■ Dataset excerpt:
● ● ● ● ●

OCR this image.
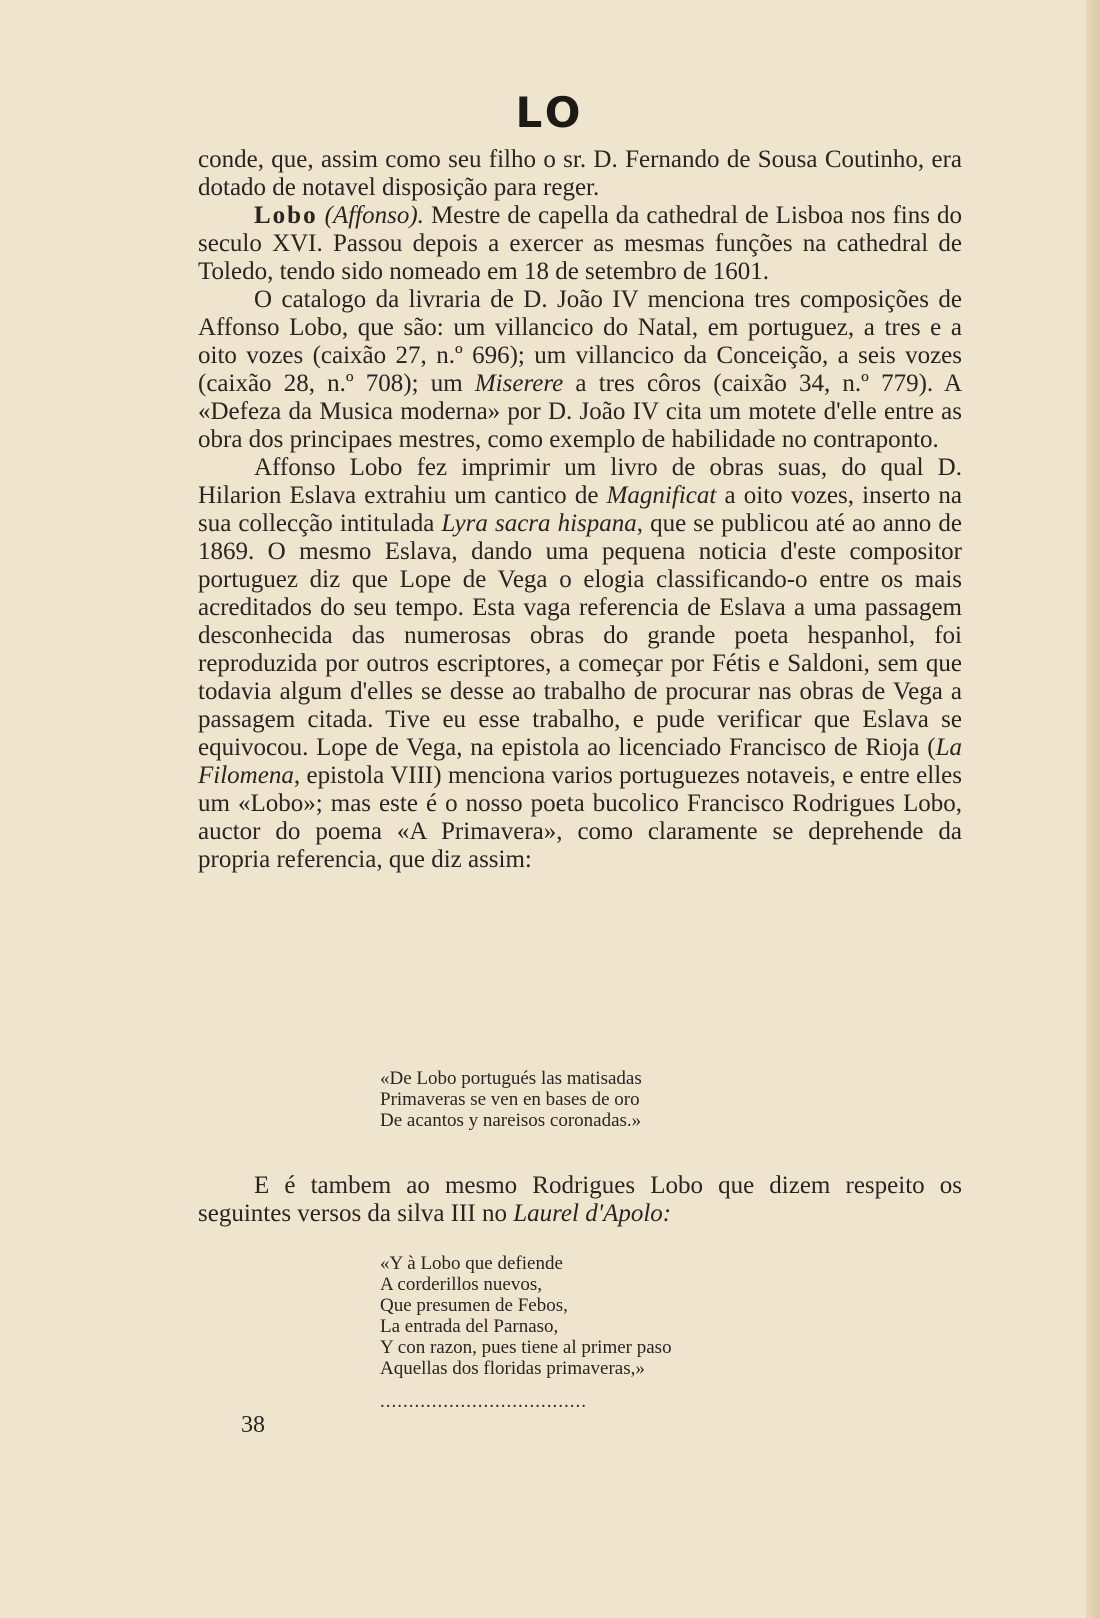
LO

conde, que, assim como seu filho o sr. D. Fernando de Sousa Coutinho, era dotado de notavel disposição para reger.

Lobo (Affonso). Mestre de capella da cathedral de Lisboa nos fins do seculo XVI. Passou depois a exercer as mesmas funções na cathedral de Toledo, tendo sido nomeado em 18 de setembro de 1601.

O catalogo da livraria de D. João IV menciona tres composições de Affonso Lobo, que são: um villancico do Natal, em portuguez, a tres e a oito vozes (caixão 27, n.º 696); um villancico da Conceição, a seis vozes (caixão 28, n.º 708); um Miserere a tres côros (caixão 34, n.º 779). A «Defeza da Musica moderna» por D. João IV cita um motete d'elle entre as obra dos principaes mestres, como exemplo de habilidade no contraponto.

Affonso Lobo fez imprimir um livro de obras suas, do qual D. Hilarion Eslava extrahiu um cantico de Magnificat a oito vozes, inserto na sua collecção intitulada Lyra sacra hispana, que se publicou até ao anno de 1869. O mesmo Eslava, dando uma pequena noticia d'este compositor portuguez diz que Lope de Vega o elogia classificando-o entre os mais acreditados do seu tempo. Esta vaga referencia de Eslava a uma passagem desconhecida das numerosas obras do grande poeta hespanhol, foi reproduzida por outros escriptores, a começar por Fétis e Saldoni, sem que todavia algum d'elles se desse ao trabalho de procurar nas obras de Vega a passagem citada. Tive eu esse trabalho, e pude verificar que Eslava se equivocou. Lope de Vega, na epistola ao licenciado Francisco de Rioja (La Filomena, epistola VIII) menciona varios portuguezes notaveis, e entre elles um «Lobo»; mas este é o nosso poeta bucolico Francisco Rodrigues Lobo, auctor do poema «A Primavera», como claramente se deprehende da propria referencia, que diz assim:

«De Lobo portugués las matisadas
Primaveras se ven en bases de oro
De acantos y nareisos coronadas.»

E é tambem ao mesmo Rodrigues Lobo que dizem respeito os seguintes versos da silva III no Laurel d'Apolo:

«Y à Lobo que defiende
A corderillos nuevos,
Que presumen de Febos,
La entrada del Parnaso,
Y con razon, pues tiene al primer paso
Aquellas dos floridas primaveras,»
....................................
38
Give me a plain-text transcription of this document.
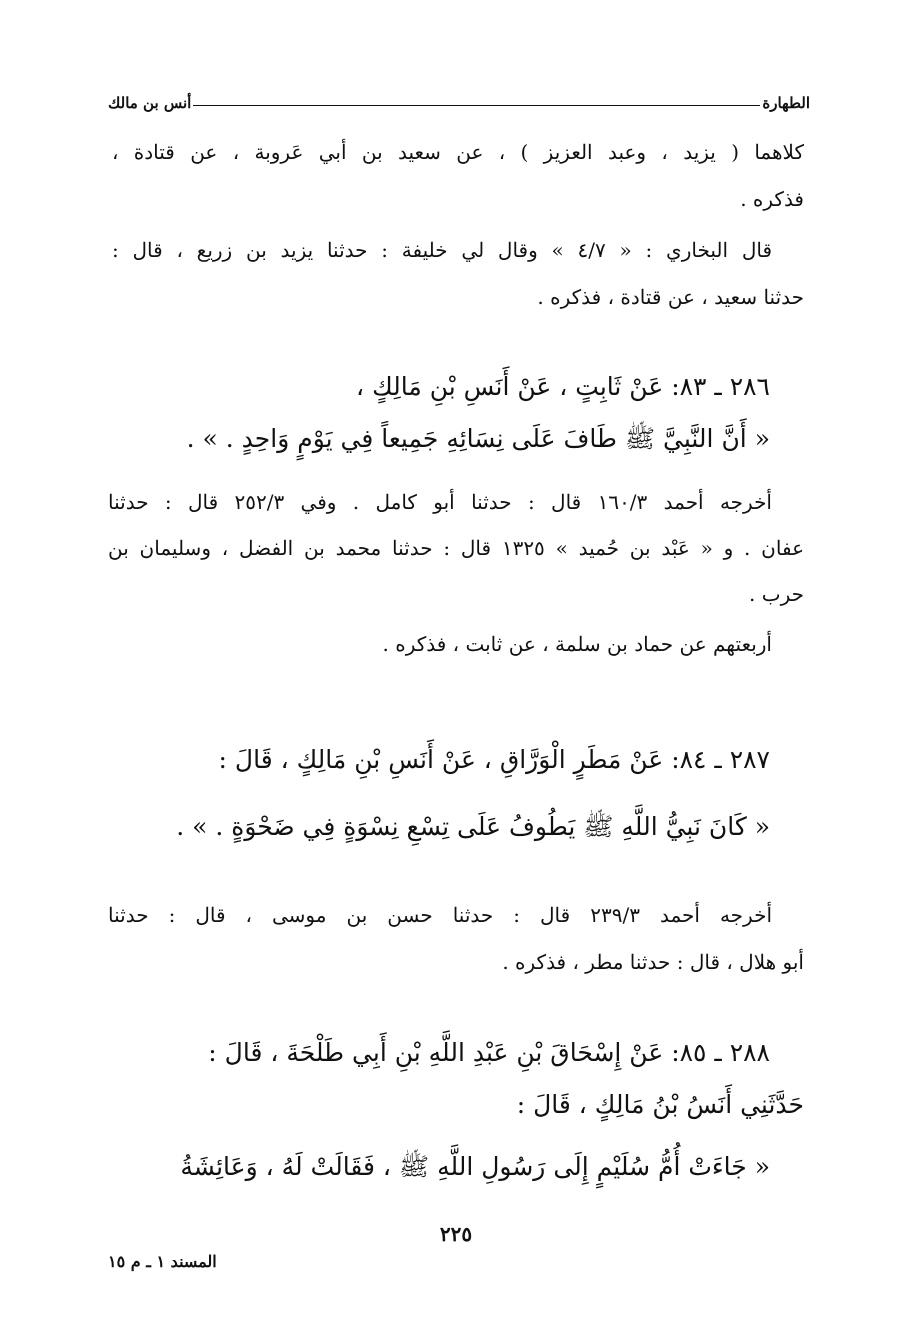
الطهارة
أنس بن مالك
كلاهما ( يزيد ، وعبد العزيز ) ، عن سعيد بن أبي عَروبة ، عن قتادة ،
فذكره .
قال البخاري : « ٤/٧ » وقال لي خليفة : حدثنا يزيد بن زريع ، قال :
حدثنا سعيد ، عن قتادة ، فذكره .
٢٨٦ ـ ٨٣: عَنْ ثَابِتٍ ، عَنْ أَنَسِ بْنِ مَالِكٍ ،
« أَنَّ النَّبِيَّ ﷺ طَافَ عَلَى نِسَائِهِ جَمِيعاً فِي يَوْمٍ وَاحِدٍ . » .
أخرجه أحمد ١٦٠/٣ قال : حدثنا أبو كامل . وفي ٢٥٢/٣ قال : حدثنا
عفان . و « عَبْد بن حُميد » ١٣٢٥ قال : حدثنا محمد بن الفضل ، وسليمان بن
حرب .
أربعتهم عن حماد بن سلمة ، عن ثابت ، فذكره .
٢٨٧ ـ ٨٤: عَنْ مَطَرٍ الْوَرَّاقِ ، عَنْ أَنَسِ بْنِ مَالِكٍ ، قَالَ :
« كَانَ نَبِيُّ اللَّهِ ﷺ يَطُوفُ عَلَى تِسْعِ نِسْوَةٍ فِي ضَحْوَةٍ . » .
أخرجه أحمد ٢٣٩/٣ قال : حدثنا حسن بن موسى ، قال : حدثنا
أبو هلال ، قال : حدثنا مطر ، فذكره .
٢٨٨ ـ ٨٥: عَنْ إِسْحَاقَ بْنِ عَبْدِ اللَّهِ بْنِ أَبِي طَلْحَةَ ، قَالَ :
حَدَّثَنِي أَنَسُ بْنُ مَالِكٍ ، قَالَ :
« جَاءَتْ أُمُّ سُلَيْمٍ إِلَى رَسُولِ اللَّهِ ﷺ ، فَقَالَتْ لَهُ ، وَعَائِشَةُ
٢٢٥
المسند ١ ـ م ١٥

● ● ● ● ●

■ Directions: Without the pictures, repeat exactly the lines running from the line containing "Give me a plain-text" through the end of the data, both ends included.

■ Solution:
Give me a plain-text transcription of this document.
الطهارة
أنس بن مالك
كلاهما ( يزيد ، وعبد العزيز ) ، عن سعيد بن أبي عَروبة ، عن قتادة ،
فذكره .
قال البخاري : « ٤/٧ » وقال لي خليفة : حدثنا يزيد بن زريع ، قال :
حدثنا سعيد ، عن قتادة ، فذكره .
٢٨٦ ـ ٨٣: عَنْ ثَابِتٍ ، عَنْ أَنَسِ بْنِ مَالِكٍ ،
« أَنَّ النَّبِيَّ ﷺ طَافَ عَلَى نِسَائِهِ جَمِيعاً فِي يَوْمٍ وَاحِدٍ . » .
أخرجه أحمد ١٦٠/٣ قال : حدثنا أبو كامل . وفي ٢٥٢/٣ قال : حدثنا
عفان . و « عَبْد بن حُميد » ١٣٢٥ قال : حدثنا محمد بن الفضل ، وسليمان بن
حرب .
أربعتهم عن حماد بن سلمة ، عن ثابت ، فذكره .
٢٨٧ ـ ٨٤: عَنْ مَطَرٍ الْوَرَّاقِ ، عَنْ أَنَسِ بْنِ مَالِكٍ ، قَالَ :
« كَانَ نَبِيُّ اللَّهِ ﷺ يَطُوفُ عَلَى تِسْعِ نِسْوَةٍ فِي ضَحْوَةٍ . » .
أخرجه أحمد ٢٣٩/٣ قال : حدثنا حسن بن موسى ، قال : حدثنا
أبو هلال ، قال : حدثنا مطر ، فذكره .
٢٨٨ ـ ٨٥: عَنْ إِسْحَاقَ بْنِ عَبْدِ اللَّهِ بْنِ أَبِي طَلْحَةَ ، قَالَ :
حَدَّثَنِي أَنَسُ بْنُ مَالِكٍ ، قَالَ :
« جَاءَتْ أُمُّ سُلَيْمٍ إِلَى رَسُولِ اللَّهِ ﷺ ، فَقَالَتْ لَهُ ، وَعَائِشَةُ
٢٢٥
المسند ١ ـ م ١٥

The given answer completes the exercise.